> [What to work on]: Repeat, exactly and completely, the entries shown underneath.

> [Supplied entries]:
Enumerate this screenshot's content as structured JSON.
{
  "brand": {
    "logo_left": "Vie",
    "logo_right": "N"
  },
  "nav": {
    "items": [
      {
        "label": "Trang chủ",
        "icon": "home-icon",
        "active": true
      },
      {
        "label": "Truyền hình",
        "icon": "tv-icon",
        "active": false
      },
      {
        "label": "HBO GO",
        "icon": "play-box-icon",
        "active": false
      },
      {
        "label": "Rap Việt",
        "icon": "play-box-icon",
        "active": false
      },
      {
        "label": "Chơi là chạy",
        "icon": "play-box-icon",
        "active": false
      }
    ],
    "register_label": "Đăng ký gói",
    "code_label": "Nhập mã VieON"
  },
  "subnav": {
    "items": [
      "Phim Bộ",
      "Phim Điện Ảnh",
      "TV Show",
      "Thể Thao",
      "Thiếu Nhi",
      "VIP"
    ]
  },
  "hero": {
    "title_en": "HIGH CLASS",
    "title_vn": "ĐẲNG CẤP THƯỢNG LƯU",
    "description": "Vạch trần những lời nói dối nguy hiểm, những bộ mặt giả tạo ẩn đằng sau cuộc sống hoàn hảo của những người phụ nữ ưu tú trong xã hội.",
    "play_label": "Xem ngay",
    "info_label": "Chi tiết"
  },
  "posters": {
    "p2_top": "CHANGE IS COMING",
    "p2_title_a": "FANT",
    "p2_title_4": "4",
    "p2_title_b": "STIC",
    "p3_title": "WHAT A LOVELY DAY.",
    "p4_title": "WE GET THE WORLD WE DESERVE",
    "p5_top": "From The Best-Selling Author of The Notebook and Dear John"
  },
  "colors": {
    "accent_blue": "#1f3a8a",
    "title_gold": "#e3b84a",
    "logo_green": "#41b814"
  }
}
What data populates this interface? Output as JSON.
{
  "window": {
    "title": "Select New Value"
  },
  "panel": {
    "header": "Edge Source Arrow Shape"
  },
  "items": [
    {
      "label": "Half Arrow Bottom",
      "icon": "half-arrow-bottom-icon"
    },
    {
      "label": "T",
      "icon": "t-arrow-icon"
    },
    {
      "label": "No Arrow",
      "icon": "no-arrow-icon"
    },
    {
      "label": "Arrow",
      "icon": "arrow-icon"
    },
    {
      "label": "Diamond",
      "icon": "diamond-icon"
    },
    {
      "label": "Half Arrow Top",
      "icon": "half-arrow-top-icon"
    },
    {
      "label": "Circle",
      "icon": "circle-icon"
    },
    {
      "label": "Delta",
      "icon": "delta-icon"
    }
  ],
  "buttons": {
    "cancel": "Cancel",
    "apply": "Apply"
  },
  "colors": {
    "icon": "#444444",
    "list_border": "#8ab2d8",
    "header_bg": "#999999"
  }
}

> [Exercise result]:
Enumerate this screenshot's content as structured JSON.
{
  "brand": {
    "logo_left": "Vie",
    "logo_right": "N"
  },
  "nav": {
    "items": [
      {
        "label": "Trang chủ",
        "icon": "home-icon",
        "active": true
      },
      {
        "label": "Truyền hình",
        "icon": "tv-icon",
        "active": false
      },
      {
        "label": "HBO GO",
        "icon": "play-box-icon",
        "active": false
      },
      {
        "label": "Rap Việt",
        "icon": "play-box-icon",
        "active": false
      },
      {
        "label": "Chơi là chạy",
        "icon": "play-box-icon",
        "active": false
      }
    ],
    "register_label": "Đăng ký gói",
    "code_label": "Nhập mã VieON"
  },
  "subnav": {
    "items": [
      "Phim Bộ",
      "Phim Điện Ảnh",
      "TV Show",
      "Thể Thao",
      "Thiếu Nhi",
      "VIP"
    ]
  },
  "hero": {
    "title_en": "HIGH CLASS",
    "title_vn": "ĐẲNG CẤP THƯỢNG LƯU",
    "description": "Vạch trần những lời nói dối nguy hiểm, những bộ mặt giả tạo ẩn đằng sau cuộc sống hoàn hảo của những người phụ nữ ưu tú trong xã hội.",
    "play_label": "Xem ngay",
    "info_label": "Chi tiết"
  },
  "posters": {
    "p2_top": "CHANGE IS COMING",
    "p2_title_a": "FANT",
    "p2_title_4": "4",
    "p2_title_b": "STIC",
    "p3_title": "WHAT A LOVELY DAY.",
    "p4_title": "WE GET THE WORLD WE DESERVE",
    "p5_top": "From The Best-Selling Author of The Notebook and Dear John"
  },
  "colors": {
    "accent_blue": "#1f3a8a",
    "title_gold": "#e3b84a",
    "logo_green": "#41b814"
  }
}
What data populates this interface? Output as JSON.
{
  "window": {
    "title": "Select New Value"
  },
  "panel": {
    "header": "Edge Source Arrow Shape"
  },
  "items": [
    {
      "label": "Half Arrow Bottom",
      "icon": "half-arrow-bottom-icon"
    },
    {
      "label": "T",
      "icon": "t-arrow-icon"
    },
    {
      "label": "No Arrow",
      "icon": "no-arrow-icon"
    },
    {
      "label": "Arrow",
      "icon": "arrow-icon"
    },
    {
      "label": "Diamond",
      "icon": "diamond-icon"
    },
    {
      "label": "Half Arrow Top",
      "icon": "half-arrow-top-icon"
    },
    {
      "label": "Circle",
      "icon": "circle-icon"
    },
    {
      "label": "Delta",
      "icon": "delta-icon"
    }
  ],
  "buttons": {
    "cancel": "Cancel",
    "apply": "Apply"
  },
  "colors": {
    "icon": "#444444",
    "list_border": "#8ab2d8",
    "header_bg": "#999999"
  }
}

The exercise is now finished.